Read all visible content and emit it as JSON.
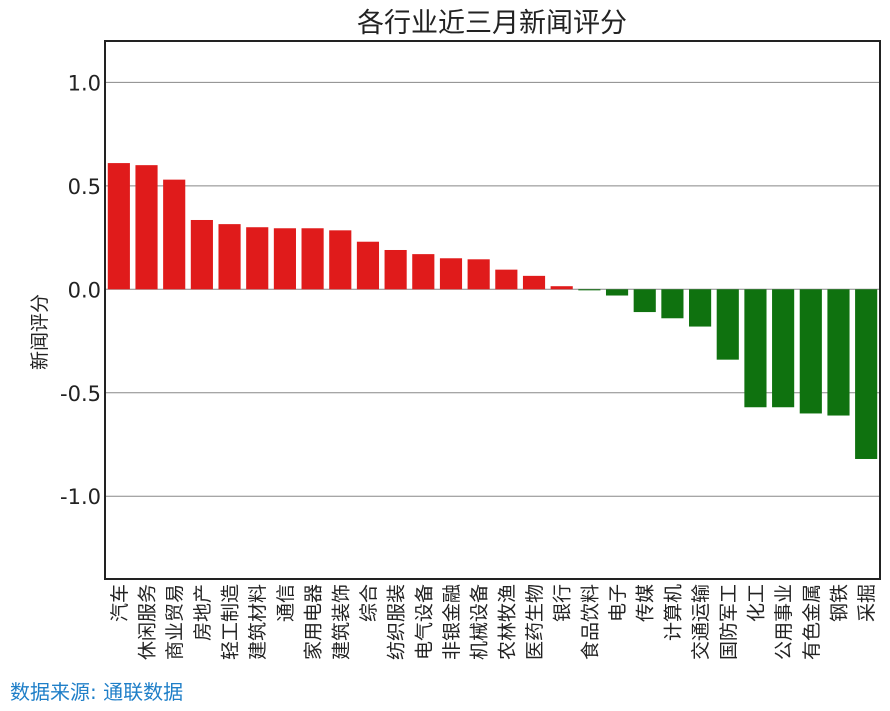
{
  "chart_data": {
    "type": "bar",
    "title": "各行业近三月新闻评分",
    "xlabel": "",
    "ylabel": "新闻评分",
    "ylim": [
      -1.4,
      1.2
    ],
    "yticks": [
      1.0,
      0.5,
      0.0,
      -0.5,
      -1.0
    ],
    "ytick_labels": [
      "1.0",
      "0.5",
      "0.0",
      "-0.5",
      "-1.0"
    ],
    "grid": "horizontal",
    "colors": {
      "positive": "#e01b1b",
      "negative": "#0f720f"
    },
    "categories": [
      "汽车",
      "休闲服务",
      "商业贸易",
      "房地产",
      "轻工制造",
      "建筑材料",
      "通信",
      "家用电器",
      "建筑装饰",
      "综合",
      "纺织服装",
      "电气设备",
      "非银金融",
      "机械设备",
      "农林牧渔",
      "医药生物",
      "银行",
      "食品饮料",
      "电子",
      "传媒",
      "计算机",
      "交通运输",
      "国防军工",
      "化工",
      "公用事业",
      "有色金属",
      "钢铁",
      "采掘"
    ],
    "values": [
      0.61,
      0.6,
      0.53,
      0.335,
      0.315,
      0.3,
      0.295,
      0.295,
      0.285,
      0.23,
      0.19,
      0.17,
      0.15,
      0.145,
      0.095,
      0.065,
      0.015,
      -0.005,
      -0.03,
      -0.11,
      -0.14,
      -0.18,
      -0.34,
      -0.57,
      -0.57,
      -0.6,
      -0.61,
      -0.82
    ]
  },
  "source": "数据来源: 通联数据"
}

==============================

• _OBJECTIVE_: Transcribe the material exactly, and leave out whatever pictures it holds.

• _SOLUTION TO THE PROBLEM_:
Read all visible content and emit it as JSON.
{
  "chart_data": {
    "type": "bar",
    "title": "各行业近三月新闻评分",
    "xlabel": "",
    "ylabel": "新闻评分",
    "ylim": [
      -1.4,
      1.2
    ],
    "yticks": [
      1.0,
      0.5,
      0.0,
      -0.5,
      -1.0
    ],
    "ytick_labels": [
      "1.0",
      "0.5",
      "0.0",
      "-0.5",
      "-1.0"
    ],
    "grid": "horizontal",
    "colors": {
      "positive": "#e01b1b",
      "negative": "#0f720f"
    },
    "categories": [
      "汽车",
      "休闲服务",
      "商业贸易",
      "房地产",
      "轻工制造",
      "建筑材料",
      "通信",
      "家用电器",
      "建筑装饰",
      "综合",
      "纺织服装",
      "电气设备",
      "非银金融",
      "机械设备",
      "农林牧渔",
      "医药生物",
      "银行",
      "食品饮料",
      "电子",
      "传媒",
      "计算机",
      "交通运输",
      "国防军工",
      "化工",
      "公用事业",
      "有色金属",
      "钢铁",
      "采掘"
    ],
    "values": [
      0.61,
      0.6,
      0.53,
      0.335,
      0.315,
      0.3,
      0.295,
      0.295,
      0.285,
      0.23,
      0.19,
      0.17,
      0.15,
      0.145,
      0.095,
      0.065,
      0.015,
      -0.005,
      -0.03,
      -0.11,
      -0.14,
      -0.18,
      -0.34,
      -0.57,
      -0.57,
      -0.6,
      -0.61,
      -0.82
    ]
  },
  "source": "数据来源: 通联数据"
}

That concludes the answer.